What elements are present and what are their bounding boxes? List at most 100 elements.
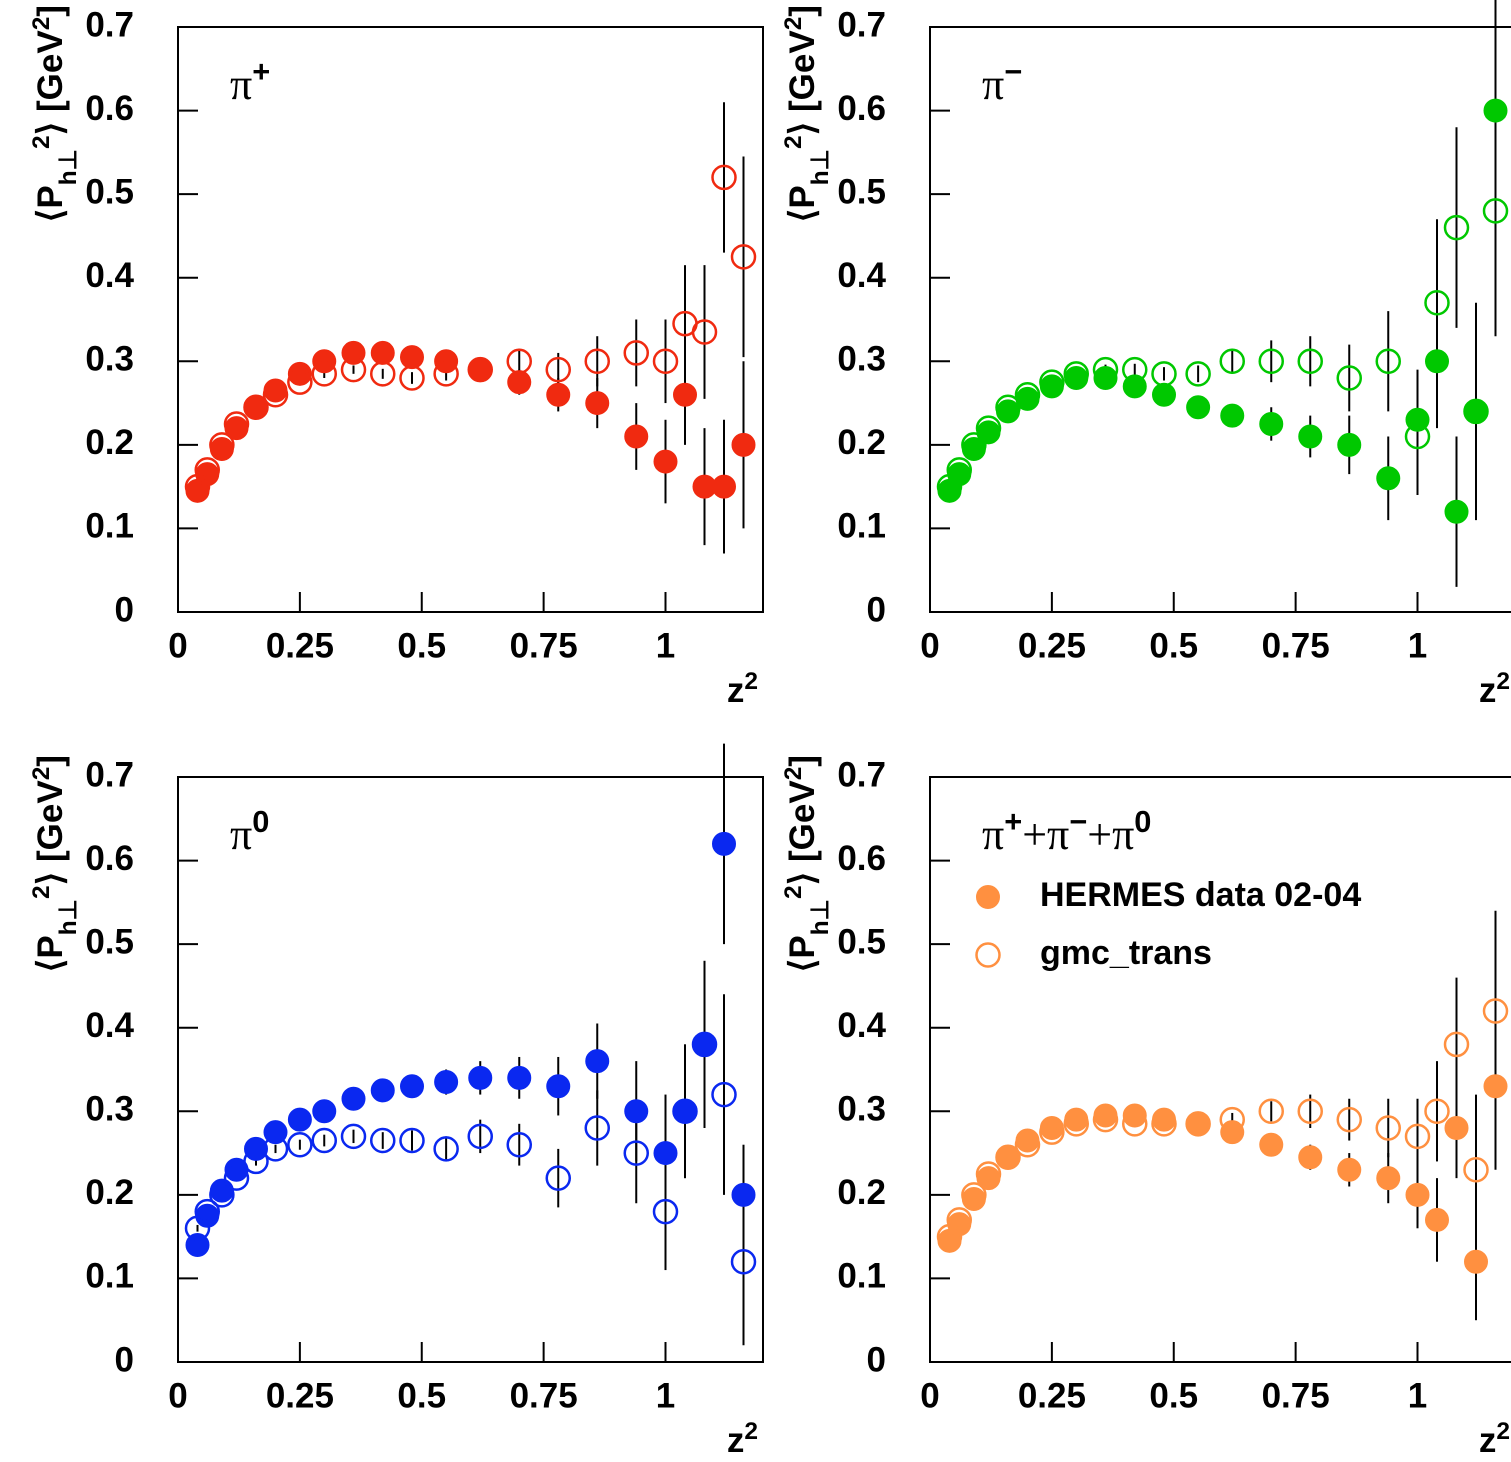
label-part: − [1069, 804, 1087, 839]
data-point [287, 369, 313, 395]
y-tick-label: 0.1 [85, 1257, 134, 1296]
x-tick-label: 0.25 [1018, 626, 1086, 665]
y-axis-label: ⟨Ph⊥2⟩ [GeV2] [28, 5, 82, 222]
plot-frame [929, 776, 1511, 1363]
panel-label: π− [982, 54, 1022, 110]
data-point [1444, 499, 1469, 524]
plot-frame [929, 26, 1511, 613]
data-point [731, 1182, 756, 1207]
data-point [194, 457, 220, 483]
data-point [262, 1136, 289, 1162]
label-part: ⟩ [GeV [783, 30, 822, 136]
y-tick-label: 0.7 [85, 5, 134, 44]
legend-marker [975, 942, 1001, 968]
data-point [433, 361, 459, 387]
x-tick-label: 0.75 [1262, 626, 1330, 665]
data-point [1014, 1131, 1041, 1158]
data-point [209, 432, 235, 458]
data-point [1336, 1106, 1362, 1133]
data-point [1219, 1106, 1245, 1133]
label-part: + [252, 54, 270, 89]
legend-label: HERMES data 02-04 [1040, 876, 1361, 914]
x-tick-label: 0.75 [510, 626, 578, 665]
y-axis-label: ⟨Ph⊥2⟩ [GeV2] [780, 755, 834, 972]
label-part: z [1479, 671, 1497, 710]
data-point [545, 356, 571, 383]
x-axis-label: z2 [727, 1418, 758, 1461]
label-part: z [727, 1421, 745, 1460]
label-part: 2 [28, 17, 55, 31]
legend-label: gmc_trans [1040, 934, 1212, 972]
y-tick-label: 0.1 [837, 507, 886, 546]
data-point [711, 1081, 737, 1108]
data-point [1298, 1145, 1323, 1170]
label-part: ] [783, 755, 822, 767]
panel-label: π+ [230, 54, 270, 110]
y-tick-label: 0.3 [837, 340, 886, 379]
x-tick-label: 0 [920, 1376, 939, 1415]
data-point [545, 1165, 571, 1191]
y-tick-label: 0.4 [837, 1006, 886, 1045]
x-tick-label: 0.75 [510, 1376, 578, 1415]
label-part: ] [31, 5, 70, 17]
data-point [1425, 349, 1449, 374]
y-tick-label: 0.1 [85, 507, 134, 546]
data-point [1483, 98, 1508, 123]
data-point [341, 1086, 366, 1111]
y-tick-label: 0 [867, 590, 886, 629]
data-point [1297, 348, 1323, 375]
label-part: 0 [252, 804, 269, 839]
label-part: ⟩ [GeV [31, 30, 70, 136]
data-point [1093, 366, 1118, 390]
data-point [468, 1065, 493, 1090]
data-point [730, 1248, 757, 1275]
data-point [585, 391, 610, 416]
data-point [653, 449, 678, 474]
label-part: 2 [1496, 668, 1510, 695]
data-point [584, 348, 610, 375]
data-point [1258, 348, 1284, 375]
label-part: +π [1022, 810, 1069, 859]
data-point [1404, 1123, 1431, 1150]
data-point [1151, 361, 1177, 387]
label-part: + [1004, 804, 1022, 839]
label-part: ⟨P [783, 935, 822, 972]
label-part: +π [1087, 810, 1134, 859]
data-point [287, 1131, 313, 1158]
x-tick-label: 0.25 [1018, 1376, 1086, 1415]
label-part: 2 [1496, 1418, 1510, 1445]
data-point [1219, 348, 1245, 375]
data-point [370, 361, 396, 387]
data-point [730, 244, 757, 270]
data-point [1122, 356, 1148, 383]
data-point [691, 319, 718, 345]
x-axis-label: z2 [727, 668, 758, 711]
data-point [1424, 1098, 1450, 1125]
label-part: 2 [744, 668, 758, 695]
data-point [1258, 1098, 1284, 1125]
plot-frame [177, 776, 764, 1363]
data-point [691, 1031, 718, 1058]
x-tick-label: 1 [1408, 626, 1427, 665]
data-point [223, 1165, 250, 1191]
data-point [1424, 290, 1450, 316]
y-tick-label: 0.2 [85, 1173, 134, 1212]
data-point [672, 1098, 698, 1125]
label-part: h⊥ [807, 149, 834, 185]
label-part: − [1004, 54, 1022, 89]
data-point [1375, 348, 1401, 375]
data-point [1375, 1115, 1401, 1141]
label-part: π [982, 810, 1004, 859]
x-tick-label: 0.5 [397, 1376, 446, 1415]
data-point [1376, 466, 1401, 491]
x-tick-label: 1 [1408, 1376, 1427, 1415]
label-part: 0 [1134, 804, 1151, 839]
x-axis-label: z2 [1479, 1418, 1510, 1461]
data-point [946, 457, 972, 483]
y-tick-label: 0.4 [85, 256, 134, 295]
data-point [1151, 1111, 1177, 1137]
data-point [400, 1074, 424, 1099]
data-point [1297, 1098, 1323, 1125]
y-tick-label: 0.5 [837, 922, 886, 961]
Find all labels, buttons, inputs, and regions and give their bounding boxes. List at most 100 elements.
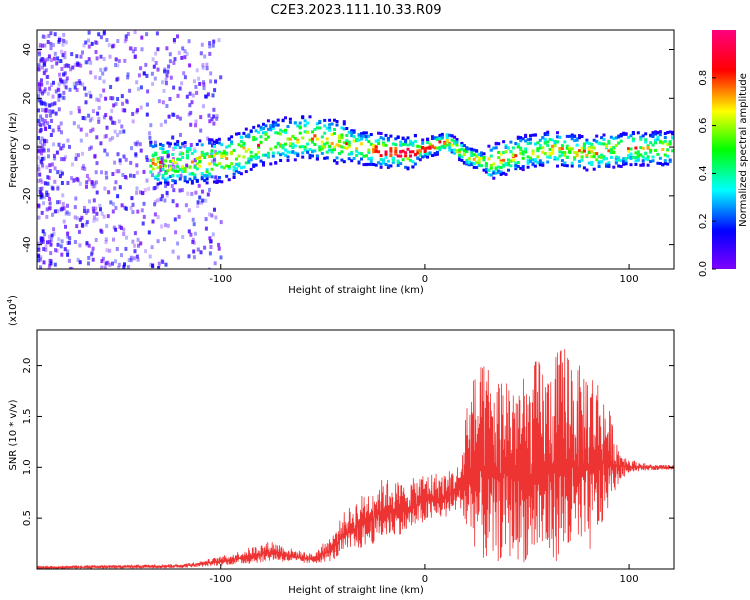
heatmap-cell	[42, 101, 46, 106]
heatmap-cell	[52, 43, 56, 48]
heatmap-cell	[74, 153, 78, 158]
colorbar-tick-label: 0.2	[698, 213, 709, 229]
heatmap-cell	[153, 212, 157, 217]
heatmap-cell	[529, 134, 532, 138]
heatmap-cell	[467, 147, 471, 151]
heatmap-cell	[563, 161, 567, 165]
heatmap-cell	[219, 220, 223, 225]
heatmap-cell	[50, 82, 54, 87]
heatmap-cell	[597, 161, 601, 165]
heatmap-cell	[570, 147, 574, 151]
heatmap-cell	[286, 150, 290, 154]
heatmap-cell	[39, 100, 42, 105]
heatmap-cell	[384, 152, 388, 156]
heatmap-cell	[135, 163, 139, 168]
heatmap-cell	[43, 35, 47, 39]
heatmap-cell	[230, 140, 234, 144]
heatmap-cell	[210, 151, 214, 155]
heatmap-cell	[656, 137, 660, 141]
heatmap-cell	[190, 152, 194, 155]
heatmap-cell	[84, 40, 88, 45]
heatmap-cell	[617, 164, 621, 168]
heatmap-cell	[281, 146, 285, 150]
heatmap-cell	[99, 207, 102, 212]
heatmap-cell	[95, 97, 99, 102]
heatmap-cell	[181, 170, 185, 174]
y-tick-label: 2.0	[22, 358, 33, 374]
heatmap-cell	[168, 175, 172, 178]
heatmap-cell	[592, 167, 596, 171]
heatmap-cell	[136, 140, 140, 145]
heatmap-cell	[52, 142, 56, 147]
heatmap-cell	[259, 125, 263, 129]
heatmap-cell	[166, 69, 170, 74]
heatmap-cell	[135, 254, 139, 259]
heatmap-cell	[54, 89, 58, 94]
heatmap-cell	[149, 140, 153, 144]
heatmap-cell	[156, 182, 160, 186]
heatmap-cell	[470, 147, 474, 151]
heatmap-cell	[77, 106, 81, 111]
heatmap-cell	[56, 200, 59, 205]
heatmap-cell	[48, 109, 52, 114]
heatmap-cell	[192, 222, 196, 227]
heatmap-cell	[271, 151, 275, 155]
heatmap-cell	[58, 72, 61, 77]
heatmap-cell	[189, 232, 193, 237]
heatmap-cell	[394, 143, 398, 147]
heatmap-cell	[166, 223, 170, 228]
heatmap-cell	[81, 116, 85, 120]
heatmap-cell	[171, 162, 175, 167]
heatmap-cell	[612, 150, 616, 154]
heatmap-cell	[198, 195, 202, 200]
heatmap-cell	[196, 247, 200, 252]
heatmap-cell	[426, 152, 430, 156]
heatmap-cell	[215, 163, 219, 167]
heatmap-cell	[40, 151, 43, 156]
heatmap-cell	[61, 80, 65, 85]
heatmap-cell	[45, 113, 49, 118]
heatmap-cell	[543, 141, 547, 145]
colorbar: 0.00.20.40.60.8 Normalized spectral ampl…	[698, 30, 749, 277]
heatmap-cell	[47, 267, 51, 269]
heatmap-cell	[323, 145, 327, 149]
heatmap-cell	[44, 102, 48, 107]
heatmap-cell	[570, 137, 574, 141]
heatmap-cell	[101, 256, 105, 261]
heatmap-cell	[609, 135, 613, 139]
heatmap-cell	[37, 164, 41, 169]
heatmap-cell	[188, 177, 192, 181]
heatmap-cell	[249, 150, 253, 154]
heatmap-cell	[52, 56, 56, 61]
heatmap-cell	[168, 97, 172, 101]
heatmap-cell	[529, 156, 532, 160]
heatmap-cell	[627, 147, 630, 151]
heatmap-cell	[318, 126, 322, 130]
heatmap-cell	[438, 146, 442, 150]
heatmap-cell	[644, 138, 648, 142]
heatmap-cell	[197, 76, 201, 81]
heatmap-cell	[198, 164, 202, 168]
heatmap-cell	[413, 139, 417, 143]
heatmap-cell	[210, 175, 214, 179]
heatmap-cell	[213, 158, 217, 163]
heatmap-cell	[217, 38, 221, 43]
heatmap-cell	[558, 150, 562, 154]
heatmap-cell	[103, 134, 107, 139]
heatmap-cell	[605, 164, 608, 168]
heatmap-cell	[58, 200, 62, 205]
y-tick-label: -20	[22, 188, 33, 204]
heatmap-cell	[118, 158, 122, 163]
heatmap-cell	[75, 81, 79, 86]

§ §

Brief: Please copy the listing lines above, from the line containing "101, 46, 106]" through the line containing "100, 42, 105]", including both of those lines and changing nothing.

Complete response:
heatmap-cell	[42, 101, 46, 106]
heatmap-cell	[52, 43, 56, 48]
heatmap-cell	[74, 153, 78, 158]
colorbar-tick-label: 0.2	[698, 213, 709, 229]
heatmap-cell	[153, 212, 157, 217]
heatmap-cell	[529, 134, 532, 138]
heatmap-cell	[467, 147, 471, 151]
heatmap-cell	[563, 161, 567, 165]
heatmap-cell	[219, 220, 223, 225]
heatmap-cell	[50, 82, 54, 87]
heatmap-cell	[597, 161, 601, 165]
heatmap-cell	[570, 147, 574, 151]
heatmap-cell	[286, 150, 290, 154]
heatmap-cell	[39, 100, 42, 105]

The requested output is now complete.